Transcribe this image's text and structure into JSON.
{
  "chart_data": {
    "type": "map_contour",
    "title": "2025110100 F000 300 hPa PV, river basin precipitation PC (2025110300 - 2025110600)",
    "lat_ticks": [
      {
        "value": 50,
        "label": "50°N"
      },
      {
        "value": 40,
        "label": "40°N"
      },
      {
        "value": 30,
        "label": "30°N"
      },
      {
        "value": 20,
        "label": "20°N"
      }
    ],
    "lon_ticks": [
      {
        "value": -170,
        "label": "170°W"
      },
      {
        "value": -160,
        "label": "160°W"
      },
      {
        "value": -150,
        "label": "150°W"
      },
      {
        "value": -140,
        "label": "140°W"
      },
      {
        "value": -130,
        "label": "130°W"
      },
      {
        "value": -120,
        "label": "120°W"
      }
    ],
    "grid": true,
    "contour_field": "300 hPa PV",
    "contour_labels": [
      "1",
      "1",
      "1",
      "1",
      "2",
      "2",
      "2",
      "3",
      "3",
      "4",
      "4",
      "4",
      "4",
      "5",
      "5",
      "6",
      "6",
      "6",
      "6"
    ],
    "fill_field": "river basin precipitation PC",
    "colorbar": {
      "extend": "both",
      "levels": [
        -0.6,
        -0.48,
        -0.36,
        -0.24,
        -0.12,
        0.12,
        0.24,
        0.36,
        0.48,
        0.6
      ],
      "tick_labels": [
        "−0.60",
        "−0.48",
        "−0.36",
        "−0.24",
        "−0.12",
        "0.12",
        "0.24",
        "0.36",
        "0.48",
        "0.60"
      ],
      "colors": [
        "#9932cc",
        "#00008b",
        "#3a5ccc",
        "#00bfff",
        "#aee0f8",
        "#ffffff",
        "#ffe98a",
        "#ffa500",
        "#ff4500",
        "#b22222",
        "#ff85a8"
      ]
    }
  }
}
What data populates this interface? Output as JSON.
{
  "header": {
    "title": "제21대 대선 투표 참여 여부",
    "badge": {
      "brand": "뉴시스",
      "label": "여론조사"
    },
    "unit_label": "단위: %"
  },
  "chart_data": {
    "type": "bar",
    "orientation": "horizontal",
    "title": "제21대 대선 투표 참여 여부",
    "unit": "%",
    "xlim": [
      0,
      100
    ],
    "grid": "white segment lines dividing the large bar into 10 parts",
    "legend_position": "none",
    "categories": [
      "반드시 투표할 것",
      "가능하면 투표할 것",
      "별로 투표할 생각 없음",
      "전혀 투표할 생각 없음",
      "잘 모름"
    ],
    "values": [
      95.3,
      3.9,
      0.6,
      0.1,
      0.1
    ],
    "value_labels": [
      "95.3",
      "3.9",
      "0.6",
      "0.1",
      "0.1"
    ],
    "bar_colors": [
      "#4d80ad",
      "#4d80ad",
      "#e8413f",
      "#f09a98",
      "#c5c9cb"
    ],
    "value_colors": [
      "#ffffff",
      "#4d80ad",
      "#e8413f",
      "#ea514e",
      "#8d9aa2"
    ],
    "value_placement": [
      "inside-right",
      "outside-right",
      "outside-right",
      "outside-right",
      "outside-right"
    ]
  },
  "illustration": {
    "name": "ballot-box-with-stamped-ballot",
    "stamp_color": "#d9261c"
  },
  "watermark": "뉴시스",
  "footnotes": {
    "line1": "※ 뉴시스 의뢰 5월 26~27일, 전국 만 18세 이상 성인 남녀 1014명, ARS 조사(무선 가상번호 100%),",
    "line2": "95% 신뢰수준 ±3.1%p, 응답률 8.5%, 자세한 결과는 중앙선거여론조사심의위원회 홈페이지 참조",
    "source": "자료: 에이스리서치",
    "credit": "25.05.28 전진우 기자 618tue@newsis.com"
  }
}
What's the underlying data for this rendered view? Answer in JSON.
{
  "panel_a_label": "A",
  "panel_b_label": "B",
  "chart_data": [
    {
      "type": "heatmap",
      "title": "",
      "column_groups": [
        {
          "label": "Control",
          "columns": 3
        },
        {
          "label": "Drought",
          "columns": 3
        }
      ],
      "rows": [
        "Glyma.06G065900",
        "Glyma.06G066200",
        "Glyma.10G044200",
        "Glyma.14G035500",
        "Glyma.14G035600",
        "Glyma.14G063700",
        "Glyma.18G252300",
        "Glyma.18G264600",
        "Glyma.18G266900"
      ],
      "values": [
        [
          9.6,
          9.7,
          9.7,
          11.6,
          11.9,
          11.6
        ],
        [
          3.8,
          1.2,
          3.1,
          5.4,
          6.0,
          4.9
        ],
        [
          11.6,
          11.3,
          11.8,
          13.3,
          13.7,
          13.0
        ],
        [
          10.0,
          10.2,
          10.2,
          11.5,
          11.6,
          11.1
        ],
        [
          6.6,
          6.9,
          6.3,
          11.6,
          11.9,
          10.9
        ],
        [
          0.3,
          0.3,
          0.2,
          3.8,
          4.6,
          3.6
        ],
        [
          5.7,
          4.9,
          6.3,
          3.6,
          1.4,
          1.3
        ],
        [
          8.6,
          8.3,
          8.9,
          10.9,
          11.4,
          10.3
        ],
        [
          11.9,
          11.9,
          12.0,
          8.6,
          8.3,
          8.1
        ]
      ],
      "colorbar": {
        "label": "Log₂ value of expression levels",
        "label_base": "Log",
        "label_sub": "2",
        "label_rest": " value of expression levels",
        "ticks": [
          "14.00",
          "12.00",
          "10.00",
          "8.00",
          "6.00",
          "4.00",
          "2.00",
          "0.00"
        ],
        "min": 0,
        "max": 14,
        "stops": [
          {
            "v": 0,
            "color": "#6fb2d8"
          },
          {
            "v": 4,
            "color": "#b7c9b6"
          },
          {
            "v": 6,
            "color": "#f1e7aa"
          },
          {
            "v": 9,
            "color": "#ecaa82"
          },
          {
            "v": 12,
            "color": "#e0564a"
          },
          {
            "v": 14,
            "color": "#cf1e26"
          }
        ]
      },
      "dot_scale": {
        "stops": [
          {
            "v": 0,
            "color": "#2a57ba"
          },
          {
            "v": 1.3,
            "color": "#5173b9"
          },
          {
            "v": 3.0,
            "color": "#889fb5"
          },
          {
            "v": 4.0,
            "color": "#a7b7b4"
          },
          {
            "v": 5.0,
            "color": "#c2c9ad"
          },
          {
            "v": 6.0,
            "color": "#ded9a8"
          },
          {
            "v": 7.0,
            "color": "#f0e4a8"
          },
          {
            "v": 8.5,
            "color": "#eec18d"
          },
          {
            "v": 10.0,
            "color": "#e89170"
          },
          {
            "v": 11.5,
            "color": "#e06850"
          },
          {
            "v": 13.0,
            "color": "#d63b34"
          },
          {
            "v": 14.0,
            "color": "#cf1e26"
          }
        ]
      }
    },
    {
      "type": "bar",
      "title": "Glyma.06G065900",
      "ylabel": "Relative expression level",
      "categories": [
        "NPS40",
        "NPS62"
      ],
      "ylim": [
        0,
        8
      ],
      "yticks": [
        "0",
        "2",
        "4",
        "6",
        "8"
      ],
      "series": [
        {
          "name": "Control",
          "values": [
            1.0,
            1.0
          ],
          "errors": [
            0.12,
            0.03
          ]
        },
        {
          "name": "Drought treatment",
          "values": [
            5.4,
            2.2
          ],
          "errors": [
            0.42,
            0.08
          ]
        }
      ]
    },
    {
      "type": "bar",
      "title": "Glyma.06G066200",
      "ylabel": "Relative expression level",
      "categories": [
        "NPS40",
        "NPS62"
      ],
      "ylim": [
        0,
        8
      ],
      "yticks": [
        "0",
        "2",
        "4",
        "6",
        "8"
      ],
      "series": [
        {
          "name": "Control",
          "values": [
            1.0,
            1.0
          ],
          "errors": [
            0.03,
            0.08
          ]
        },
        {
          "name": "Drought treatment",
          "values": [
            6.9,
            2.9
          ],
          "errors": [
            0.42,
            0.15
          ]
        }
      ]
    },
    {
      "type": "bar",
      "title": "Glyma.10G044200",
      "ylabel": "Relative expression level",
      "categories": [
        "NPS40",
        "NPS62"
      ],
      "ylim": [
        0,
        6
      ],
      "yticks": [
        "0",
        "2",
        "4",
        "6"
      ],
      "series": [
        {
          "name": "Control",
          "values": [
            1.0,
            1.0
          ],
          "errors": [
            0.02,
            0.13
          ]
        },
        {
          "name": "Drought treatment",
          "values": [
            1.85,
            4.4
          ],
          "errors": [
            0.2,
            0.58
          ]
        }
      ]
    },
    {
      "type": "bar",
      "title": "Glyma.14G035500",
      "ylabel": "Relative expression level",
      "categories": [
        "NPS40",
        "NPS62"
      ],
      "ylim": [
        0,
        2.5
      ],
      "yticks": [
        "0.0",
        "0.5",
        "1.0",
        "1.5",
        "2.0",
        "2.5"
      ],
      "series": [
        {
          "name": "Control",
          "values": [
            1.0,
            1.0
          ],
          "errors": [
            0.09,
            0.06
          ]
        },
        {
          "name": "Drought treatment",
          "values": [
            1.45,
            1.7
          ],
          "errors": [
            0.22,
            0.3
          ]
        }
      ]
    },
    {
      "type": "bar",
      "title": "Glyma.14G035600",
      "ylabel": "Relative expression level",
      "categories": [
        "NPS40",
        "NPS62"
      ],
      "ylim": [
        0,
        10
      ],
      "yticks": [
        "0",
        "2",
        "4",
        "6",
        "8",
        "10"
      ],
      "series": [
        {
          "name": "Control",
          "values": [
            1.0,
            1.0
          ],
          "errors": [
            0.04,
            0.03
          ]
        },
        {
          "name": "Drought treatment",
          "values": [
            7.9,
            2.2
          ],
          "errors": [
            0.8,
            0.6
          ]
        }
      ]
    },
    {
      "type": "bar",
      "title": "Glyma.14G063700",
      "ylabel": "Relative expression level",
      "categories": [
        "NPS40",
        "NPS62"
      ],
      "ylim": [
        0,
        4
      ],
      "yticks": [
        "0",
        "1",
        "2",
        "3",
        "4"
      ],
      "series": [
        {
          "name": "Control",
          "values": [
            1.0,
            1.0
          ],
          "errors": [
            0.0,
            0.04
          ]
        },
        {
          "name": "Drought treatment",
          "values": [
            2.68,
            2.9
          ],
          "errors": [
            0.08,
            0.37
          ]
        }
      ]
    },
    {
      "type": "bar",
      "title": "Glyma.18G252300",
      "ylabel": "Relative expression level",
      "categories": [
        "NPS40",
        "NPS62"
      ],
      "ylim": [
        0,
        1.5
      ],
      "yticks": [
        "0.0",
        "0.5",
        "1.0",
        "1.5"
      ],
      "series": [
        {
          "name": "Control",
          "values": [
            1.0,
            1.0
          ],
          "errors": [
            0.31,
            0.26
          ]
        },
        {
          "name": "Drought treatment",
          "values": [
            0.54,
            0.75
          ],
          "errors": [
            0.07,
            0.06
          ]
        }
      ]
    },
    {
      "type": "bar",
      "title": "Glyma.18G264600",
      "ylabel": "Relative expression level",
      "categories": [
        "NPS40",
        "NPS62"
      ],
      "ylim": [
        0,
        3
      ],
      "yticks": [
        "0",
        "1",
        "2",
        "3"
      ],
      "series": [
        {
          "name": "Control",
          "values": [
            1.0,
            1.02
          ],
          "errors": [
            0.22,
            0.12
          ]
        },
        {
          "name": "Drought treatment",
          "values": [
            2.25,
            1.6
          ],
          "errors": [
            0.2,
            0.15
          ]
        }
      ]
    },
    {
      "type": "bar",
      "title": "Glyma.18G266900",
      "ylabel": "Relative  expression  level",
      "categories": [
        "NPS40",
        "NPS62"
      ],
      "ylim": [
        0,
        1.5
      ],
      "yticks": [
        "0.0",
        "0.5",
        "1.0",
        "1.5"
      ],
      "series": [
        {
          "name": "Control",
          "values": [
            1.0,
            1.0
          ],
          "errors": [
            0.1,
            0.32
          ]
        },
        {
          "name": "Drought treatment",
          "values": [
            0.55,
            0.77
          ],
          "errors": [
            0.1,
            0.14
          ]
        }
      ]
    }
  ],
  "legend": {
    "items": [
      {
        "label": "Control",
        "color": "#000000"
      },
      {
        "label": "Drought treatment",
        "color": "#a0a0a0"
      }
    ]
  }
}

Exercise instructions: Find the word "basin" in the data and copy out each line where it turns up.

Output for this task:
    "title": "2025110100 F000 300 hPa PV, river basin precipitation PC (2025110300 - 2025110600)",
    "fill_field": "river basin precipitation PC",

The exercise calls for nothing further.